**Task details:** Each record needs to be echoed exactly; can you do that?
== Input material ==
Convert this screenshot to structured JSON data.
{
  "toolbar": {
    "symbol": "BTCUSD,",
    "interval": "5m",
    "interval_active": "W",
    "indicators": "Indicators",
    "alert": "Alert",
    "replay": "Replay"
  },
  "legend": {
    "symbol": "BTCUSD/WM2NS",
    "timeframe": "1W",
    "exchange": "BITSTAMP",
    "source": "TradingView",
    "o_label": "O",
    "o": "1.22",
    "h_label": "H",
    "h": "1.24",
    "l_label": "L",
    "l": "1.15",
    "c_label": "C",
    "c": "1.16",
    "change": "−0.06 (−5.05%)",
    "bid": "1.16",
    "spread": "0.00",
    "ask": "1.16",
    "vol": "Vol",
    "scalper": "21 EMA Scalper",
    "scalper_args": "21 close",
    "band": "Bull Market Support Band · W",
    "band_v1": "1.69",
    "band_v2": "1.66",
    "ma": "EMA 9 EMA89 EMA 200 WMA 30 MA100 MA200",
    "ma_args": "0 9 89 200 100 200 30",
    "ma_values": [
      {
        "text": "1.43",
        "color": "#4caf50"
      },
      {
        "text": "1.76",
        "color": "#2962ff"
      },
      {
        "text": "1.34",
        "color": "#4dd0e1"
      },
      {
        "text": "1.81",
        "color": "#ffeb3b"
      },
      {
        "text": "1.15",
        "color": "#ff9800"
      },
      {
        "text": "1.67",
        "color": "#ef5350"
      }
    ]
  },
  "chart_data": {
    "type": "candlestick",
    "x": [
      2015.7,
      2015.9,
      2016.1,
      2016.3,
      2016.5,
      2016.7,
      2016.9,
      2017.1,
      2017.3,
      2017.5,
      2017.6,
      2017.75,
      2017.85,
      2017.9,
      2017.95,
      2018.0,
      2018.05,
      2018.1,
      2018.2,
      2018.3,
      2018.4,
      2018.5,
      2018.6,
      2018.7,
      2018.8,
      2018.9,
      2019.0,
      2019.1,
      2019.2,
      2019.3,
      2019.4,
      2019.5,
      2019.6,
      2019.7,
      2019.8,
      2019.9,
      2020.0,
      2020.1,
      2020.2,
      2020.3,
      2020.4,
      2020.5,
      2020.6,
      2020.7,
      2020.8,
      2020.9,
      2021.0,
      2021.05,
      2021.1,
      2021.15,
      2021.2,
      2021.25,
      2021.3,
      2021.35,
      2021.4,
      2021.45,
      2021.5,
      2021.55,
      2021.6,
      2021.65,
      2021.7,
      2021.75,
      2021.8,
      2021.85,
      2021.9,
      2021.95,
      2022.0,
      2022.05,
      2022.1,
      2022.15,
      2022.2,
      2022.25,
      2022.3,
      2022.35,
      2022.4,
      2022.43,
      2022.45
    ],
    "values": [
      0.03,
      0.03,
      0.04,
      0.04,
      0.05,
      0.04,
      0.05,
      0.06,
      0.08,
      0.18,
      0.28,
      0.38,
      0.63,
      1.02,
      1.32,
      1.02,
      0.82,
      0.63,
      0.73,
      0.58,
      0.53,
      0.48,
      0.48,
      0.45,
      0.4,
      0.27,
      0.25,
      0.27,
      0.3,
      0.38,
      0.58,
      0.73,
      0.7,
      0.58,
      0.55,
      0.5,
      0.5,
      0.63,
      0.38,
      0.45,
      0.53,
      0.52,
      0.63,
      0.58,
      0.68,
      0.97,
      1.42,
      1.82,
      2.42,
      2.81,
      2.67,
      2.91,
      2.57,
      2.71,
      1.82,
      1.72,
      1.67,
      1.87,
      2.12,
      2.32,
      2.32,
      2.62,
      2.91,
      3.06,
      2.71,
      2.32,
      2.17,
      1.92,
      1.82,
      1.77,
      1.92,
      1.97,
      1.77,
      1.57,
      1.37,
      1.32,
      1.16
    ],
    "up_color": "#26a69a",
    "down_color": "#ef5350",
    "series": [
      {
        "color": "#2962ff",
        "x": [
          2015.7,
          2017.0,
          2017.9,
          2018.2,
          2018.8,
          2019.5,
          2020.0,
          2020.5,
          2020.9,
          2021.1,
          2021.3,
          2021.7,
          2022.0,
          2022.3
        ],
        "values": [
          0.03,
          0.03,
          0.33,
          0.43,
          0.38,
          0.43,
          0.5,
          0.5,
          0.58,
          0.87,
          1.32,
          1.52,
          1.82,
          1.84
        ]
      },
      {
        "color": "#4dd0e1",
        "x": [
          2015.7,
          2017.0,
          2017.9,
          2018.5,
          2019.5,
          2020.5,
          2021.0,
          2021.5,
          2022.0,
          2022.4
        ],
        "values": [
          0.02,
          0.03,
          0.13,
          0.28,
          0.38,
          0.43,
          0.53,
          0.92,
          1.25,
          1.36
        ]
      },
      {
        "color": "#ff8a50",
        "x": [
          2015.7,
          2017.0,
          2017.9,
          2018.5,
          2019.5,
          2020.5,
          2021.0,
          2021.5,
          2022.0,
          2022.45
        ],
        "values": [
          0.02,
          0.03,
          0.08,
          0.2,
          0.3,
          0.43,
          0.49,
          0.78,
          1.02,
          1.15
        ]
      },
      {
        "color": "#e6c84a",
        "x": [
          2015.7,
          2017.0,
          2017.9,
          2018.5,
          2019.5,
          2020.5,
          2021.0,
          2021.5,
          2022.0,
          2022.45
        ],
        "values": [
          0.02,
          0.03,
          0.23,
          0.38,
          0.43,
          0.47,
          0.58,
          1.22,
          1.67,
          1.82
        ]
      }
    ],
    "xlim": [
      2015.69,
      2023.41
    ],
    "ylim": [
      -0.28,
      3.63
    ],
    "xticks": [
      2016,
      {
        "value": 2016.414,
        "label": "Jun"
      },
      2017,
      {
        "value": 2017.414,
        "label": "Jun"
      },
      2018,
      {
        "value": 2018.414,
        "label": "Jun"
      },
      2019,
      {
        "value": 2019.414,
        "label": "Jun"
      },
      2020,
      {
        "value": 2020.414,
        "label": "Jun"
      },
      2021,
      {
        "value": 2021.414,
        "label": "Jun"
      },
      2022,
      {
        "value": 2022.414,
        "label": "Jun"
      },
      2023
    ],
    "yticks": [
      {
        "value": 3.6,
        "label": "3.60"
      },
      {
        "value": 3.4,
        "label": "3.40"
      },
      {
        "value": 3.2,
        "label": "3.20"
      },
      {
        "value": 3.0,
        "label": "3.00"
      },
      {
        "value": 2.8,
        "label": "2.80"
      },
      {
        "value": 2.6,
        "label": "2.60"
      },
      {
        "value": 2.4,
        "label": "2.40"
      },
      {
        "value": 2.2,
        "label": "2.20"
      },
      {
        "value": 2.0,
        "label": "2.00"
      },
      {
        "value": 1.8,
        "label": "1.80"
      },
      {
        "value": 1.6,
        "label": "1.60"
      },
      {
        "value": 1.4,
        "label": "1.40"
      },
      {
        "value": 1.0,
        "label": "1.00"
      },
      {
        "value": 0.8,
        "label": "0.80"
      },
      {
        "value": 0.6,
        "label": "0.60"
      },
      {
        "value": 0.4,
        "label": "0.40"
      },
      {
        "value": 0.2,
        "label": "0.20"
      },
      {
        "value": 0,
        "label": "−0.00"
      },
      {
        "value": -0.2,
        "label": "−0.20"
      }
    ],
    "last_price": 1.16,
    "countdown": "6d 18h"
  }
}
===
**Problem solution:**
Convert this screenshot to structured JSON data.
{
  "toolbar": {
    "symbol": "BTCUSD,",
    "interval": "5m",
    "interval_active": "W",
    "indicators": "Indicators",
    "alert": "Alert",
    "replay": "Replay"
  },
  "legend": {
    "symbol": "BTCUSD/WM2NS",
    "timeframe": "1W",
    "exchange": "BITSTAMP",
    "source": "TradingView",
    "o_label": "O",
    "o": "1.22",
    "h_label": "H",
    "h": "1.24",
    "l_label": "L",
    "l": "1.15",
    "c_label": "C",
    "c": "1.16",
    "change": "−0.06 (−5.05%)",
    "bid": "1.16",
    "spread": "0.00",
    "ask": "1.16",
    "vol": "Vol",
    "scalper": "21 EMA Scalper",
    "scalper_args": "21 close",
    "band": "Bull Market Support Band · W",
    "band_v1": "1.69",
    "band_v2": "1.66",
    "ma": "EMA 9 EMA89 EMA 200 WMA 30 MA100 MA200",
    "ma_args": "0 9 89 200 100 200 30",
    "ma_values": [
      {
        "text": "1.43",
        "color": "#4caf50"
      },
      {
        "text": "1.76",
        "color": "#2962ff"
      },
      {
        "text": "1.34",
        "color": "#4dd0e1"
      },
      {
        "text": "1.81",
        "color": "#ffeb3b"
      },
      {
        "text": "1.15",
        "color": "#ff9800"
      },
      {
        "text": "1.67",
        "color": "#ef5350"
      }
    ]
  },
  "chart_data": {
    "type": "candlestick",
    "x": [
      2015.7,
      2015.9,
      2016.1,
      2016.3,
      2016.5,
      2016.7,
      2016.9,
      2017.1,
      2017.3,
      2017.5,
      2017.6,
      2017.75,
      2017.85,
      2017.9,
      2017.95,
      2018.0,
      2018.05,
      2018.1,
      2018.2,
      2018.3,
      2018.4,
      2018.5,
      2018.6,
      2018.7,
      2018.8,
      2018.9,
      2019.0,
      2019.1,
      2019.2,
      2019.3,
      2019.4,
      2019.5,
      2019.6,
      2019.7,
      2019.8,
      2019.9,
      2020.0,
      2020.1,
      2020.2,
      2020.3,
      2020.4,
      2020.5,
      2020.6,
      2020.7,
      2020.8,
      2020.9,
      2021.0,
      2021.05,
      2021.1,
      2021.15,
      2021.2,
      2021.25,
      2021.3,
      2021.35,
      2021.4,
      2021.45,
      2021.5,
      2021.55,
      2021.6,
      2021.65,
      2021.7,
      2021.75,
      2021.8,
      2021.85,
      2021.9,
      2021.95,
      2022.0,
      2022.05,
      2022.1,
      2022.15,
      2022.2,
      2022.25,
      2022.3,
      2022.35,
      2022.4,
      2022.43,
      2022.45
    ],
    "values": [
      0.03,
      0.03,
      0.04,
      0.04,
      0.05,
      0.04,
      0.05,
      0.06,
      0.08,
      0.18,
      0.28,
      0.38,
      0.63,
      1.02,
      1.32,
      1.02,
      0.82,
      0.63,
      0.73,
      0.58,
      0.53,
      0.48,
      0.48,
      0.45,
      0.4,
      0.27,
      0.25,
      0.27,
      0.3,
      0.38,
      0.58,
      0.73,
      0.7,
      0.58,
      0.55,
      0.5,
      0.5,
      0.63,
      0.38,
      0.45,
      0.53,
      0.52,
      0.63,
      0.58,
      0.68,
      0.97,
      1.42,
      1.82,
      2.42,
      2.81,
      2.67,
      2.91,
      2.57,
      2.71,
      1.82,
      1.72,
      1.67,
      1.87,
      2.12,
      2.32,
      2.32,
      2.62,
      2.91,
      3.06,
      2.71,
      2.32,
      2.17,
      1.92,
      1.82,
      1.77,
      1.92,
      1.97,
      1.77,
      1.57,
      1.37,
      1.32,
      1.16
    ],
    "up_color": "#26a69a",
    "down_color": "#ef5350",
    "series": [
      {
        "color": "#2962ff",
        "x": [
          2015.7,
          2017.0,
          2017.9,
          2018.2,
          2018.8,
          2019.5,
          2020.0,
          2020.5,
          2020.9,
          2021.1,
          2021.3,
          2021.7,
          2022.0,
          2022.3
        ],
        "values": [
          0.03,
          0.03,
          0.33,
          0.43,
          0.38,
          0.43,
          0.5,
          0.5,
          0.58,
          0.87,
          1.32,
          1.52,
          1.82,
          1.84
        ]
      },
      {
        "color": "#4dd0e1",
        "x": [
          2015.7,
          2017.0,
          2017.9,
          2018.5,
          2019.5,
          2020.5,
          2021.0,
          2021.5,
          2022.0,
          2022.4
        ],
        "values": [
          0.02,
          0.03,
          0.13,
          0.28,
          0.38,
          0.43,
          0.53,
          0.92,
          1.25,
          1.36
        ]
      },
      {
        "color": "#ff8a50",
        "x": [
          2015.7,
          2017.0,
          2017.9,
          2018.5,
          2019.5,
          2020.5,
          2021.0,
          2021.5,
          2022.0,
          2022.45
        ],
        "values": [
          0.02,
          0.03,
          0.08,
          0.2,
          0.3,
          0.43,
          0.49,
          0.78,
          1.02,
          1.15
        ]
      },
      {
        "color": "#e6c84a",
        "x": [
          2015.7,
          2017.0,
          2017.9,
          2018.5,
          2019.5,
          2020.5,
          2021.0,
          2021.5,
          2022.0,
          2022.45
        ],
        "values": [
          0.02,
          0.03,
          0.23,
          0.38,
          0.43,
          0.47,
          0.58,
          1.22,
          1.67,
          1.82
        ]
      }
    ],
    "xlim": [
      2015.69,
      2023.41
    ],
    "ylim": [
      -0.28,
      3.63
    ],
    "xticks": [
      2016,
      {
        "value": 2016.414,
        "label": "Jun"
      },
      2017,
      {
        "value": 2017.414,
        "label": "Jun"
      },
      2018,
      {
        "value": 2018.414,
        "label": "Jun"
      },
      2019,
      {
        "value": 2019.414,
        "label": "Jun"
      },
      2020,
      {
        "value": 2020.414,
        "label": "Jun"
      },
      2021,
      {
        "value": 2021.414,
        "label": "Jun"
      },
      2022,
      {
        "value": 2022.414,
        "label": "Jun"
      },
      2023
    ],
    "yticks": [
      {
        "value": 3.6,
        "label": "3.60"
      },
      {
        "value": 3.4,
        "label": "3.40"
      },
      {
        "value": 3.2,
        "label": "3.20"
      },
      {
        "value": 3.0,
        "label": "3.00"
      },
      {
        "value": 2.8,
        "label": "2.80"
      },
      {
        "value": 2.6,
        "label": "2.60"
      },
      {
        "value": 2.4,
        "label": "2.40"
      },
      {
        "value": 2.2,
        "label": "2.20"
      },
      {
        "value": 2.0,
        "label": "2.00"
      },
      {
        "value": 1.8,
        "label": "1.80"
      },
      {
        "value": 1.6,
        "label": "1.60"
      },
      {
        "value": 1.4,
        "label": "1.40"
      },
      {
        "value": 1.0,
        "label": "1.00"
      },
      {
        "value": 0.8,
        "label": "0.80"
      },
      {
        "value": 0.6,
        "label": "0.60"
      },
      {
        "value": 0.4,
        "label": "0.40"
      },
      {
        "value": 0.2,
        "label": "0.20"
      },
      {
        "value": 0,
        "label": "−0.00"
      },
      {
        "value": -0.2,
        "label": "−0.20"
      }
    ],
    "last_price": 1.16,
    "countdown": "6d 18h"
  }
}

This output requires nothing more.